Problem description: Are you able to quote each entry exactly as written?

-------- Stored data

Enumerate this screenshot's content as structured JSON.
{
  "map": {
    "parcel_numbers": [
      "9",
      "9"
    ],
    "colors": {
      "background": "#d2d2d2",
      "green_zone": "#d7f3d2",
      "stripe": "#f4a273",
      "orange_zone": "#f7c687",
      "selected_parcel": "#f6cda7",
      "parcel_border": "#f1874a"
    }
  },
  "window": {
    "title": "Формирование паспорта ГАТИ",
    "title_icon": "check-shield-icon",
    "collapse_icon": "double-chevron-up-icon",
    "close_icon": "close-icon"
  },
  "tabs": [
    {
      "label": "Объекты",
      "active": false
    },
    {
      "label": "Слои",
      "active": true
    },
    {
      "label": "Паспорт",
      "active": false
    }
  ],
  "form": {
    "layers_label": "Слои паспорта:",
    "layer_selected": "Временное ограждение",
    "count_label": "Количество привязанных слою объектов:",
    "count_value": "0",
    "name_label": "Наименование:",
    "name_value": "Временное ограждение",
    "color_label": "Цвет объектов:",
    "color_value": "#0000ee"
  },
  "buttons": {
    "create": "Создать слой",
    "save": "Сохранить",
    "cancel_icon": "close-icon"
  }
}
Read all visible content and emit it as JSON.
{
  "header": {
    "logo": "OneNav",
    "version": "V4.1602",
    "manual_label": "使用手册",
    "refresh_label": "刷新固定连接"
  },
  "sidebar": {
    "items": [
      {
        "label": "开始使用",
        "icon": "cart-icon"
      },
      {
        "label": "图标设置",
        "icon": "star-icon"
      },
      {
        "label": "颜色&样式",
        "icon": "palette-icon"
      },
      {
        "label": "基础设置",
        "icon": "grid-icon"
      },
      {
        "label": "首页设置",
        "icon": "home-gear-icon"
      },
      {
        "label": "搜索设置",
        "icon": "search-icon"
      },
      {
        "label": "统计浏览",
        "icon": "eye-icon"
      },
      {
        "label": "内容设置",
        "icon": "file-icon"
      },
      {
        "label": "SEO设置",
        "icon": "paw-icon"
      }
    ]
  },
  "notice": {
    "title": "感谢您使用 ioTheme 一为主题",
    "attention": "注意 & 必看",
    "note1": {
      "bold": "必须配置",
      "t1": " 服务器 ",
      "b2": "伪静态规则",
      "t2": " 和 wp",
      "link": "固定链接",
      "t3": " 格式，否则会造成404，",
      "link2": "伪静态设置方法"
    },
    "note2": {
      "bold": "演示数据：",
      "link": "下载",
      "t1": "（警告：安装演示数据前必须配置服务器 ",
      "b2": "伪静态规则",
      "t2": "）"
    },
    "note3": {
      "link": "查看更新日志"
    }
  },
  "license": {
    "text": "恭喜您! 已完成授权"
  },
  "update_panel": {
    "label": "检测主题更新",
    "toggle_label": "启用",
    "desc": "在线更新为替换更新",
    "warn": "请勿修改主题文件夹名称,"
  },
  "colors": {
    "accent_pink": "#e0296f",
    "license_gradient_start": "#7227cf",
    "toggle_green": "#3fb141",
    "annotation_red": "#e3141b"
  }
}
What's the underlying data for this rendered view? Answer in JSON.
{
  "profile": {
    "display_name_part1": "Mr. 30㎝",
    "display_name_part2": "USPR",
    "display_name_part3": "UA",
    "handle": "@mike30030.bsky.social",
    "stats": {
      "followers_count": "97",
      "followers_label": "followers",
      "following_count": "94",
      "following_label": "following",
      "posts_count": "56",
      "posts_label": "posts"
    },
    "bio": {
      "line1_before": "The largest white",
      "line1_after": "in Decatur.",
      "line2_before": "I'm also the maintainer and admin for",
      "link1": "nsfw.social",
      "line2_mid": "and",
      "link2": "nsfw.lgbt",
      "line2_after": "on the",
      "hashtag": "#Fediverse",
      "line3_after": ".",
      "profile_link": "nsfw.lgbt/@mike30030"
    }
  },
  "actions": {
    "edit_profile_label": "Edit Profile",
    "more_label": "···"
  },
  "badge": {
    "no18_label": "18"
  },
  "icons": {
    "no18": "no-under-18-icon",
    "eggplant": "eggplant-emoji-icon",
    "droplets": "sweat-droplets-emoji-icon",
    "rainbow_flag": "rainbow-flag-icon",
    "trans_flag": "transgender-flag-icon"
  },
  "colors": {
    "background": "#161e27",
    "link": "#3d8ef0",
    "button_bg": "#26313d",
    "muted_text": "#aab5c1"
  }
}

----------------

Task answer:
Enumerate this screenshot's content as structured JSON.
{
  "map": {
    "parcel_numbers": [
      "9",
      "9"
    ],
    "colors": {
      "background": "#d2d2d2",
      "green_zone": "#d7f3d2",
      "stripe": "#f4a273",
      "orange_zone": "#f7c687",
      "selected_parcel": "#f6cda7",
      "parcel_border": "#f1874a"
    }
  },
  "window": {
    "title": "Формирование паспорта ГАТИ",
    "title_icon": "check-shield-icon",
    "collapse_icon": "double-chevron-up-icon",
    "close_icon": "close-icon"
  },
  "tabs": [
    {
      "label": "Объекты",
      "active": false
    },
    {
      "label": "Слои",
      "active": true
    },
    {
      "label": "Паспорт",
      "active": false
    }
  ],
  "form": {
    "layers_label": "Слои паспорта:",
    "layer_selected": "Временное ограждение",
    "count_label": "Количество привязанных слою объектов:",
    "count_value": "0",
    "name_label": "Наименование:",
    "name_value": "Временное ограждение",
    "color_label": "Цвет объектов:",
    "color_value": "#0000ee"
  },
  "buttons": {
    "create": "Создать слой",
    "save": "Сохранить",
    "cancel_icon": "close-icon"
  }
}
Read all visible content and emit it as JSON.
{
  "header": {
    "logo": "OneNav",
    "version": "V4.1602",
    "manual_label": "使用手册",
    "refresh_label": "刷新固定连接"
  },
  "sidebar": {
    "items": [
      {
        "label": "开始使用",
        "icon": "cart-icon"
      },
      {
        "label": "图标设置",
        "icon": "star-icon"
      },
      {
        "label": "颜色&样式",
        "icon": "palette-icon"
      },
      {
        "label": "基础设置",
        "icon": "grid-icon"
      },
      {
        "label": "首页设置",
        "icon": "home-gear-icon"
      },
      {
        "label": "搜索设置",
        "icon": "search-icon"
      },
      {
        "label": "统计浏览",
        "icon": "eye-icon"
      },
      {
        "label": "内容设置",
        "icon": "file-icon"
      },
      {
        "label": "SEO设置",
        "icon": "paw-icon"
      }
    ]
  },
  "notice": {
    "title": "感谢您使用 ioTheme 一为主题",
    "attention": "注意 & 必看",
    "note1": {
      "bold": "必须配置",
      "t1": " 服务器 ",
      "b2": "伪静态规则",
      "t2": " 和 wp",
      "link": "固定链接",
      "t3": " 格式，否则会造成404，",
      "link2": "伪静态设置方法"
    },
    "note2": {
      "bold": "演示数据：",
      "link": "下载",
      "t1": "（警告：安装演示数据前必须配置服务器 ",
      "b2": "伪静态规则",
      "t2": "）"
    },
    "note3": {
      "link": "查看更新日志"
    }
  },
  "license": {
    "text": "恭喜您! 已完成授权"
  },
  "update_panel": {
    "label": "检测主题更新",
    "toggle_label": "启用",
    "desc": "在线更新为替换更新",
    "warn": "请勿修改主题文件夹名称,"
  },
  "colors": {
    "accent_pink": "#e0296f",
    "license_gradient_start": "#7227cf",
    "toggle_green": "#3fb141",
    "annotation_red": "#e3141b"
  }
}
What's the underlying data for this rendered view? Answer in JSON.
{
  "profile": {
    "display_name_part1": "Mr. 30㎝",
    "display_name_part2": "USPR",
    "display_name_part3": "UA",
    "handle": "@mike30030.bsky.social",
    "stats": {
      "followers_count": "97",
      "followers_label": "followers",
      "following_count": "94",
      "following_label": "following",
      "posts_count": "56",
      "posts_label": "posts"
    },
    "bio": {
      "line1_before": "The largest white",
      "line1_after": "in Decatur.",
      "line2_before": "I'm also the maintainer and admin for",
      "link1": "nsfw.social",
      "line2_mid": "and",
      "link2": "nsfw.lgbt",
      "line2_after": "on the",
      "hashtag": "#Fediverse",
      "line3_after": ".",
      "profile_link": "nsfw.lgbt/@mike30030"
    }
  },
  "actions": {
    "edit_profile_label": "Edit Profile",
    "more_label": "···"
  },
  "badge": {
    "no18_label": "18"
  },
  "icons": {
    "no18": "no-under-18-icon",
    "eggplant": "eggplant-emoji-icon",
    "droplets": "sweat-droplets-emoji-icon",
    "rainbow_flag": "rainbow-flag-icon",
    "trans_flag": "transgender-flag-icon"
  },
  "colors": {
    "background": "#161e27",
    "link": "#3d8ef0",
    "button_bg": "#26313d",
    "muted_text": "#aab5c1"
  }
}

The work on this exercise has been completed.